----- Extracted entries -----
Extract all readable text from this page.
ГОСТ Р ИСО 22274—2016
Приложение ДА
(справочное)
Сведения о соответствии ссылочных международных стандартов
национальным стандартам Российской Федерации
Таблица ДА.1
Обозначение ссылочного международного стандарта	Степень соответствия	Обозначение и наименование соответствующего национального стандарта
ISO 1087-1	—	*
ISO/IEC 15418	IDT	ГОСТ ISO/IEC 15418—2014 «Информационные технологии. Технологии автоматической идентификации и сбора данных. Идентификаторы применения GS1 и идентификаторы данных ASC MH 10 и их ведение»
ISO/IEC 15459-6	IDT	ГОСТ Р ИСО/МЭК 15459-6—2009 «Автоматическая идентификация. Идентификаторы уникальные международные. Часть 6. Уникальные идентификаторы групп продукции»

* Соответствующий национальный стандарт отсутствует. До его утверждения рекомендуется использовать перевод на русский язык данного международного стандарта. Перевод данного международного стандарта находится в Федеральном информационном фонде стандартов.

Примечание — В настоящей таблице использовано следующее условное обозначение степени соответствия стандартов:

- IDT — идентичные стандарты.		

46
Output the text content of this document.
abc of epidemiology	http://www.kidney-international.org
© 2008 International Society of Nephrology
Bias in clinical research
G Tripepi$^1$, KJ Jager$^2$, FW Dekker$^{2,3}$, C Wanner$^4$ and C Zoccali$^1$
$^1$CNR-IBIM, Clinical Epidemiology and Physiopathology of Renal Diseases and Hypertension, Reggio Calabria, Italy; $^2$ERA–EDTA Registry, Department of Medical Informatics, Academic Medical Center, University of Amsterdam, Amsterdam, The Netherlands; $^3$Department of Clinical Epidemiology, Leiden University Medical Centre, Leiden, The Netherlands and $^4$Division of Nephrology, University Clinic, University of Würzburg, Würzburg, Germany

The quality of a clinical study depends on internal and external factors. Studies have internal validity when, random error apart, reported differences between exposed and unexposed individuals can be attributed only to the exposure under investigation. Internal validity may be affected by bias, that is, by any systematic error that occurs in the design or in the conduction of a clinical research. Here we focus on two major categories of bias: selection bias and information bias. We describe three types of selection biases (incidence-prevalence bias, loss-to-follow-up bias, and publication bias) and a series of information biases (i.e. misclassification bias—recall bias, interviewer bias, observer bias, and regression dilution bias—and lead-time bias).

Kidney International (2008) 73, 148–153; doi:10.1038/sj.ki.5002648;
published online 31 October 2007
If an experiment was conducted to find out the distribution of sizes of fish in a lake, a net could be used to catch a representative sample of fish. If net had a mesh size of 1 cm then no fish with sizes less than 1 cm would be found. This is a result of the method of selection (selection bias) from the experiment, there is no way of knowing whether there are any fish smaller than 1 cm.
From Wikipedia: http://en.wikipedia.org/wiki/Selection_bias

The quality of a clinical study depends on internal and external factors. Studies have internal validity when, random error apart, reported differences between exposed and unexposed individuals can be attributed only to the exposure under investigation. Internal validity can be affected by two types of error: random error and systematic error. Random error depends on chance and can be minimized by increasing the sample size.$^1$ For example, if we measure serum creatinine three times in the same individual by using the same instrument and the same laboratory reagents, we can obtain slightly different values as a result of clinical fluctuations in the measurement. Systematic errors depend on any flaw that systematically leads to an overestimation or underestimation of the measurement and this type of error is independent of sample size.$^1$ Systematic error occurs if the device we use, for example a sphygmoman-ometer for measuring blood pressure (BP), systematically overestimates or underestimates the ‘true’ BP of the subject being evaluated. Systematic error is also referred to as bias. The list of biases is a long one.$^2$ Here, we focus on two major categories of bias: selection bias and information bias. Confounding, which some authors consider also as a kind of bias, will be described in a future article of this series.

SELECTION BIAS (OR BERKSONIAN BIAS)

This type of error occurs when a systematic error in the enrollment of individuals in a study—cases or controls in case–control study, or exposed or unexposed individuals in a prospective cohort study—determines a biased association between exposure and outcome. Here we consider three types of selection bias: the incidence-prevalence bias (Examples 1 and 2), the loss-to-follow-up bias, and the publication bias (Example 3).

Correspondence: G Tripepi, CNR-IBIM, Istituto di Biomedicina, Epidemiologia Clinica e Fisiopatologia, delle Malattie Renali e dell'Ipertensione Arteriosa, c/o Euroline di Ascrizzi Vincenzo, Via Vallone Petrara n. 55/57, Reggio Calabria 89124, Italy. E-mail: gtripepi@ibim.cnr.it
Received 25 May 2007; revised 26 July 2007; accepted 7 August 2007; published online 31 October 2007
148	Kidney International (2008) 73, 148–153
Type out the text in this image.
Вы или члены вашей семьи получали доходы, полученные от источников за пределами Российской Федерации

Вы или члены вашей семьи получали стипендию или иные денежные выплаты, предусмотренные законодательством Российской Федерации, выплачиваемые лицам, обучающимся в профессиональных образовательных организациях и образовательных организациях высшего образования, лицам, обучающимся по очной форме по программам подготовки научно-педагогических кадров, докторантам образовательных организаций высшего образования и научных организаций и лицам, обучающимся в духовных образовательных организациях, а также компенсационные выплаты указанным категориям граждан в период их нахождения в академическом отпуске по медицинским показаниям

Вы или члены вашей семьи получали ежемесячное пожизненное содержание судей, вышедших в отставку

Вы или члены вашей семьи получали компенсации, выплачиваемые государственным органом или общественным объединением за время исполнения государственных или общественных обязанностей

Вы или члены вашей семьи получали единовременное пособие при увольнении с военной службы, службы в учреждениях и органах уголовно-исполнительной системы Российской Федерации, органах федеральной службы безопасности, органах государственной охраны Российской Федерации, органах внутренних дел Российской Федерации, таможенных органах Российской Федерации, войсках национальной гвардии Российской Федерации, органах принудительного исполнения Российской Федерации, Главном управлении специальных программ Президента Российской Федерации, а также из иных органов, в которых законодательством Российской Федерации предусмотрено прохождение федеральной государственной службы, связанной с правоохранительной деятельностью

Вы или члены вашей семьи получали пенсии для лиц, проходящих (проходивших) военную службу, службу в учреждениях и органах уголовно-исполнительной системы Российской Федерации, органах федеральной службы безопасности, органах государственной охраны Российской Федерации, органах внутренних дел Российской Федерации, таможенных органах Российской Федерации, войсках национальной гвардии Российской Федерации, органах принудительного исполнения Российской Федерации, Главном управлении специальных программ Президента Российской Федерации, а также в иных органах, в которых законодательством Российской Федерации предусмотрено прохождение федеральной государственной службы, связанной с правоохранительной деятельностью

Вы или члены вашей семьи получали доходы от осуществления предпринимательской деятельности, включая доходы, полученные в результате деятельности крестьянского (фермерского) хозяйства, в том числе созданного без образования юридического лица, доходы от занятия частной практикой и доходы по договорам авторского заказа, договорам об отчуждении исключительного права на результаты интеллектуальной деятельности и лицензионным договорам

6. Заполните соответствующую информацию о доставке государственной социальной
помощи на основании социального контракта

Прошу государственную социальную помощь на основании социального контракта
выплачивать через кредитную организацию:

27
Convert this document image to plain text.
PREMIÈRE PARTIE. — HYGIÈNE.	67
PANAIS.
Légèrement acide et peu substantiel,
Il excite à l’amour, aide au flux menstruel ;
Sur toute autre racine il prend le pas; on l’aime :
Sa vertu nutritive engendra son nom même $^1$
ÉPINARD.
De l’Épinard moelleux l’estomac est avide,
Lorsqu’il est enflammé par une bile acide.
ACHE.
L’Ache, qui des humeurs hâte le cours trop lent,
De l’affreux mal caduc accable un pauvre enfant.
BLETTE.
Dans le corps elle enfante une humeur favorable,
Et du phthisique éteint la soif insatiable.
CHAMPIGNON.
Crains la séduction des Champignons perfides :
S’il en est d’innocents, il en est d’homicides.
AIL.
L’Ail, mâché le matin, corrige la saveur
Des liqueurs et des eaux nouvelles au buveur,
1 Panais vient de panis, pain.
-----
▶ [Task to carry out]:
Each line of the material above must be retyped precisely.

▶ [Correct response]:
Extract all readable text from this page.
ГОСТ Р ИСО 22274—2016
Приложение ДА
(справочное)
Сведения о соответствии ссылочных международных стандартов
национальным стандартам Российской Федерации
Таблица ДА.1
Обозначение ссылочного международного стандарта	Степень соответствия	Обозначение и наименование соответствующего национального стандарта
ISO 1087-1	—	*
ISO/IEC 15418	IDT	ГОСТ ISO/IEC 15418—2014 «Информационные технологии. Технологии автоматической идентификации и сбора данных. Идентификаторы применения GS1 и идентификаторы данных ASC MH 10 и их ведение»
ISO/IEC 15459-6	IDT	ГОСТ Р ИСО/МЭК 15459-6—2009 «Автоматическая идентификация. Идентификаторы уникальные международные. Часть 6. Уникальные идентификаторы групп продукции»

* Соответствующий национальный стандарт отсутствует. До его утверждения рекомендуется использовать перевод на русский язык данного международного стандарта. Перевод данного международного стандарта находится в Федеральном информационном фонде стандартов.

Примечание — В настоящей таблице использовано следующее условное обозначение степени соответствия стандартов:

- IDT — идентичные стандарты.		

46
Output the text content of this document.
abc of epidemiology	http://www.kidney-international.org
© 2008 International Society of Nephrology
Bias in clinical research
G Tripepi$^1$, KJ Jager$^2$, FW Dekker$^{2,3}$, C Wanner$^4$ and C Zoccali$^1$
$^1$CNR-IBIM, Clinical Epidemiology and Physiopathology of Renal Diseases and Hypertension, Reggio Calabria, Italy; $^2$ERA–EDTA Registry, Department of Medical Informatics, Academic Medical Center, University of Amsterdam, Amsterdam, The Netherlands; $^3$Department of Clinical Epidemiology, Leiden University Medical Centre, Leiden, The Netherlands and $^4$Division of Nephrology, University Clinic, University of Würzburg, Würzburg, Germany

The quality of a clinical study depends on internal and external factors. Studies have internal validity when, random error apart, reported differences between exposed and unexposed individuals can be attributed only to the exposure under investigation. Internal validity may be affected by bias, that is, by any systematic error that occurs in the design or in the conduction of a clinical research. Here we focus on two major categories of bias: selection bias and information bias. We describe three types of selection biases (incidence-prevalence bias, loss-to-follow-up bias, and publication bias) and a series of information biases (i.e. misclassification bias—recall bias, interviewer bias, observer bias, and regression dilution bias—and lead-time bias).

Kidney International (2008) 73, 148–153; doi:10.1038/sj.ki.5002648;
published online 31 October 2007
If an experiment was conducted to find out the distribution of sizes of fish in a lake, a net could be used to catch a representative sample of fish. If net had a mesh size of 1 cm then no fish with sizes less than 1 cm would be found. This is a result of the method of selection (selection bias) from the experiment, there is no way of knowing whether there are any fish smaller than 1 cm.
From Wikipedia: http://en.wikipedia.org/wiki/Selection_bias

The quality of a clinical study depends on internal and external factors. Studies have internal validity when, random error apart, reported differences between exposed and unexposed individuals can be attributed only to the exposure under investigation. Internal validity can be affected by two types of error: random error and systematic error. Random error depends on chance and can be minimized by increasing the sample size.$^1$ For example, if we measure serum creatinine three times in the same individual by using the same instrument and the same laboratory reagents, we can obtain slightly different values as a result of clinical fluctuations in the measurement. Systematic errors depend on any flaw that systematically leads to an overestimation or underestimation of the measurement and this type of error is independent of sample size.$^1$ Systematic error occurs if the device we use, for example a sphygmoman-ometer for measuring blood pressure (BP), systematically overestimates or underestimates the ‘true’ BP of the subject being evaluated. Systematic error is also referred to as bias. The list of biases is a long one.$^2$ Here, we focus on two major categories of bias: selection bias and information bias. Confounding, which some authors consider also as a kind of bias, will be described in a future article of this series.

SELECTION BIAS (OR BERKSONIAN BIAS)

This type of error occurs when a systematic error in the enrollment of individuals in a study—cases or controls in case–control study, or exposed or unexposed individuals in a prospective cohort study—determines a biased association between exposure and outcome. Here we consider three types of selection bias: the incidence-prevalence bias (Examples 1 and 2), the loss-to-follow-up bias, and the publication bias (Example 3).

Correspondence: G Tripepi, CNR-IBIM, Istituto di Biomedicina, Epidemiologia Clinica e Fisiopatologia, delle Malattie Renali e dell'Ipertensione Arteriosa, c/o Euroline di Ascrizzi Vincenzo, Via Vallone Petrara n. 55/57, Reggio Calabria 89124, Italy. E-mail: gtripepi@ibim.cnr.it
Received 25 May 2007; revised 26 July 2007; accepted 7 August 2007; published online 31 October 2007
148	Kidney International (2008) 73, 148–153
Type out the text in this image.
Вы или члены вашей семьи получали доходы, полученные от источников за пределами Российской Федерации

Вы или члены вашей семьи получали стипендию или иные денежные выплаты, предусмотренные законодательством Российской Федерации, выплачиваемые лицам, обучающимся в профессиональных образовательных организациях и образовательных организациях высшего образования, лицам, обучающимся по очной форме по программам подготовки научно-педагогических кадров, докторантам образовательных организаций высшего образования и научных организаций и лицам, обучающимся в духовных образовательных организациях, а также компенсационные выплаты указанным категориям граждан в период их нахождения в академическом отпуске по медицинским показаниям

Вы или члены вашей семьи получали ежемесячное пожизненное содержание судей, вышедших в отставку

Вы или члены вашей семьи получали компенсации, выплачиваемые государственным органом или общественным объединением за время исполнения государственных или общественных обязанностей

Вы или члены вашей семьи получали единовременное пособие при увольнении с военной службы, службы в учреждениях и органах уголовно-исполнительной системы Российской Федерации, органах федеральной службы безопасности, органах государственной охраны Российской Федерации, органах внутренних дел Российской Федерации, таможенных органах Российской Федерации, войсках национальной гвардии Российской Федерации, органах принудительного исполнения Российской Федерации, Главном управлении специальных программ Президента Российской Федерации, а также из иных органов, в которых законодательством Российской Федерации предусмотрено прохождение федеральной государственной службы, связанной с правоохранительной деятельностью

Вы или члены вашей семьи получали пенсии для лиц, проходящих (проходивших) военную службу, службу в учреждениях и органах уголовно-исполнительной системы Российской Федерации, органах федеральной службы безопасности, органах государственной охраны Российской Федерации, органах внутренних дел Российской Федерации, таможенных органах Российской Федерации, войсках национальной гвардии Российской Федерации, органах принудительного исполнения Российской Федерации, Главном управлении специальных программ Президента Российской Федерации, а также в иных органах, в которых законодательством Российской Федерации предусмотрено прохождение федеральной государственной службы, связанной с правоохранительной деятельностью

Вы или члены вашей семьи получали доходы от осуществления предпринимательской деятельности, включая доходы, полученные в результате деятельности крестьянского (фермерского) хозяйства, в том числе созданного без образования юридического лица, доходы от занятия частной практикой и доходы по договорам авторского заказа, договорам об отчуждении исключительного права на результаты интеллектуальной деятельности и лицензионным договорам

6. Заполните соответствующую информацию о доставке государственной социальной
помощи на основании социального контракта

Прошу государственную социальную помощь на основании социального контракта
выплачивать через кредитную организацию:

27
Convert this document image to plain text.
PREMIÈRE PARTIE. — HYGIÈNE.	67
PANAIS.
Légèrement acide et peu substantiel,
Il excite à l’amour, aide au flux menstruel ;
Sur toute autre racine il prend le pas; on l’aime :
Sa vertu nutritive engendra son nom même $^1$
ÉPINARD.
De l’Épinard moelleux l’estomac est avide,
Lorsqu’il est enflammé par une bile acide.
ACHE.
L’Ache, qui des humeurs hâte le cours trop lent,
De l’affreux mal caduc accable un pauvre enfant.
BLETTE.
Dans le corps elle enfante une humeur favorable,
Et du phthisique éteint la soif insatiable.
CHAMPIGNON.
Crains la séduction des Champignons perfides :
S’il en est d’innocents, il en est d’homicides.
AIL.
L’Ail, mâché le matin, corrige la saveur
Des liqueurs et des eaux nouvelles au buveur,
1 Panais vient de panis, pain.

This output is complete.